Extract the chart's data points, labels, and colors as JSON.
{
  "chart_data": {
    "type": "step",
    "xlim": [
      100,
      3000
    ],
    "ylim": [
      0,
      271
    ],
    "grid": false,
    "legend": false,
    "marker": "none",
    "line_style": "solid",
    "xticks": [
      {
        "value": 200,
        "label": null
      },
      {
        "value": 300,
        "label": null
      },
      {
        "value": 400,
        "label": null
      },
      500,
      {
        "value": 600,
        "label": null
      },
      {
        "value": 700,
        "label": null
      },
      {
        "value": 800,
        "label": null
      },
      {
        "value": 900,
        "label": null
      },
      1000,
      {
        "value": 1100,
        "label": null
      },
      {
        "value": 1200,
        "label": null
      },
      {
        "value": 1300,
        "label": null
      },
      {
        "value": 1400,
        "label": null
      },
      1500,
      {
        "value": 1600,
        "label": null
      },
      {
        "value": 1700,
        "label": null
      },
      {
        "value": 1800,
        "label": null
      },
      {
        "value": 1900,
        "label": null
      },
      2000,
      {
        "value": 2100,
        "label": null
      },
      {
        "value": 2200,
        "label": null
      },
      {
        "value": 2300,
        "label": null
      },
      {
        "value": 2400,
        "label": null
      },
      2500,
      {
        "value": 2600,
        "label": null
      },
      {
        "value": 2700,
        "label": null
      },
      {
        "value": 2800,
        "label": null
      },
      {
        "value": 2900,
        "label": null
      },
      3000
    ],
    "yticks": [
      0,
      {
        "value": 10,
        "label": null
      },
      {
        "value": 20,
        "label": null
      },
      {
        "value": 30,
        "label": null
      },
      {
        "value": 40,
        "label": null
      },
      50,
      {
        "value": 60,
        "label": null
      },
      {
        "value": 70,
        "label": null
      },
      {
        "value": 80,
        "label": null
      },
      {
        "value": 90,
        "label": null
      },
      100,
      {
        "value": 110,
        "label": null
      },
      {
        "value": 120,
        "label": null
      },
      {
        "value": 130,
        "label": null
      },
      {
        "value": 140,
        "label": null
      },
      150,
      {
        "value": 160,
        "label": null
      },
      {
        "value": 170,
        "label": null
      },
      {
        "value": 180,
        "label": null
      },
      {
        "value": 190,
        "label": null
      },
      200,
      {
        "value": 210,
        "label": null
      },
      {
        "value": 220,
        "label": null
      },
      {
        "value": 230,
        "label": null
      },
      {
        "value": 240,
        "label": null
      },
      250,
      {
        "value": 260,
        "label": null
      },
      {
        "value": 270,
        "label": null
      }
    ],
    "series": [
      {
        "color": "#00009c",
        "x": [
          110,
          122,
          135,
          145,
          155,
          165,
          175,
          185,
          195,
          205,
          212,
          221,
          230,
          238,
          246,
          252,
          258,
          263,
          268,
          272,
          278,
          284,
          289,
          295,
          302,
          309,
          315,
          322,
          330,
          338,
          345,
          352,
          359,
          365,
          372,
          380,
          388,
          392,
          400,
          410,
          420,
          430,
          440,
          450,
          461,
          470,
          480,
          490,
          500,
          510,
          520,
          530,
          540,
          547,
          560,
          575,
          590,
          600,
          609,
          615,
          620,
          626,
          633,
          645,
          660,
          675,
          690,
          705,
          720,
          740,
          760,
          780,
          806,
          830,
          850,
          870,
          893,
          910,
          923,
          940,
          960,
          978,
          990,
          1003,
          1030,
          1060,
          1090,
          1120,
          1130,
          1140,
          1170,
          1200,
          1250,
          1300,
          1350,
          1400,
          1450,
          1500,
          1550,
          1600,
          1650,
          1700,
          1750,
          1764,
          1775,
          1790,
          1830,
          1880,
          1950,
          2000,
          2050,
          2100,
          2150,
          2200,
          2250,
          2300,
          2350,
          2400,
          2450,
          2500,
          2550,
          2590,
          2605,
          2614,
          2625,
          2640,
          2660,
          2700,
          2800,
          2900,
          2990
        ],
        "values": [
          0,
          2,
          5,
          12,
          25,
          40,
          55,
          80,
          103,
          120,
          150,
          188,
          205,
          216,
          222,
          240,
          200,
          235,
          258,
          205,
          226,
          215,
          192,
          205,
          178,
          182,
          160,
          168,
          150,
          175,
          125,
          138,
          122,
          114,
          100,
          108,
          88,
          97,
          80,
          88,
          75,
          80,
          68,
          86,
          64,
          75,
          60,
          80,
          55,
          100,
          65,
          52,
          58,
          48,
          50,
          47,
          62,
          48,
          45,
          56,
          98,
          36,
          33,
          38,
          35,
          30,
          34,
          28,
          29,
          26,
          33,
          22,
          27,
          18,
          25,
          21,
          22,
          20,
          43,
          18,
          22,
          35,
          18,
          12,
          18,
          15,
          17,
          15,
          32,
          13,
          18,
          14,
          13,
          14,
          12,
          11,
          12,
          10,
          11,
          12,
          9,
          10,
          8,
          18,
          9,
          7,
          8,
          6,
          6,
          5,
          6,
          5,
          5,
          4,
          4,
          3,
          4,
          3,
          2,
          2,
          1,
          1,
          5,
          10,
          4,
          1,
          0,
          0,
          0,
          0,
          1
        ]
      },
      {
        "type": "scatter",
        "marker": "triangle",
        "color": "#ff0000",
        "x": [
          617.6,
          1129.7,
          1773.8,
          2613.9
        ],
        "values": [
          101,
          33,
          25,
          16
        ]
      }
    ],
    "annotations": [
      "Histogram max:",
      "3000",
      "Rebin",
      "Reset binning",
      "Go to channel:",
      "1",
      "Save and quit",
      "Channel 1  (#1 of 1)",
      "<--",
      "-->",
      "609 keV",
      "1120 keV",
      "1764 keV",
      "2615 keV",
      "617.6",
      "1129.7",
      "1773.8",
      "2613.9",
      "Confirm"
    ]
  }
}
+ + + +
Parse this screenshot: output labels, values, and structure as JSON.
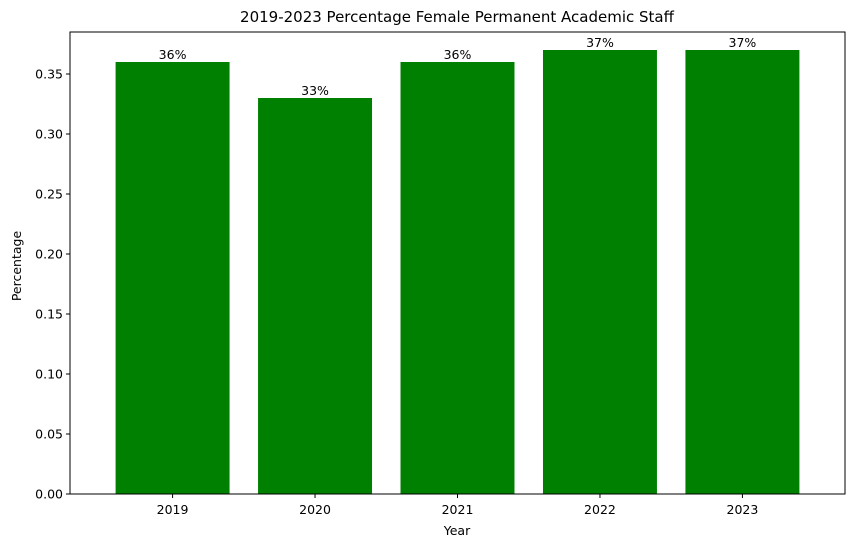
+ + + +
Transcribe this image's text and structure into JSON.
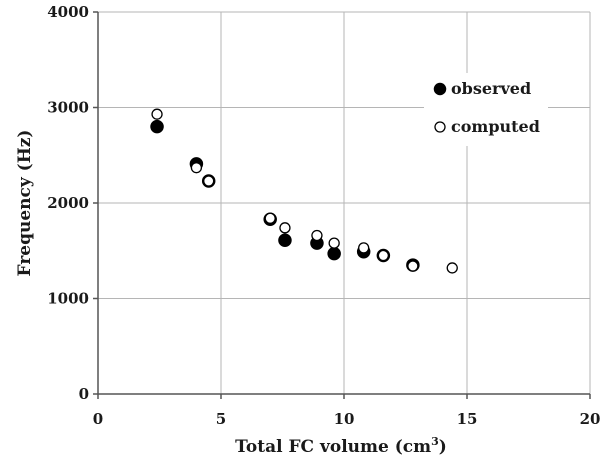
+ + + +
Track down every line holding the string "structure" and copy it.

- _Problem solution_
Parse this screenshot: output labels, values, and structure as JSON.
Transcribe this image's text and structure into JSON.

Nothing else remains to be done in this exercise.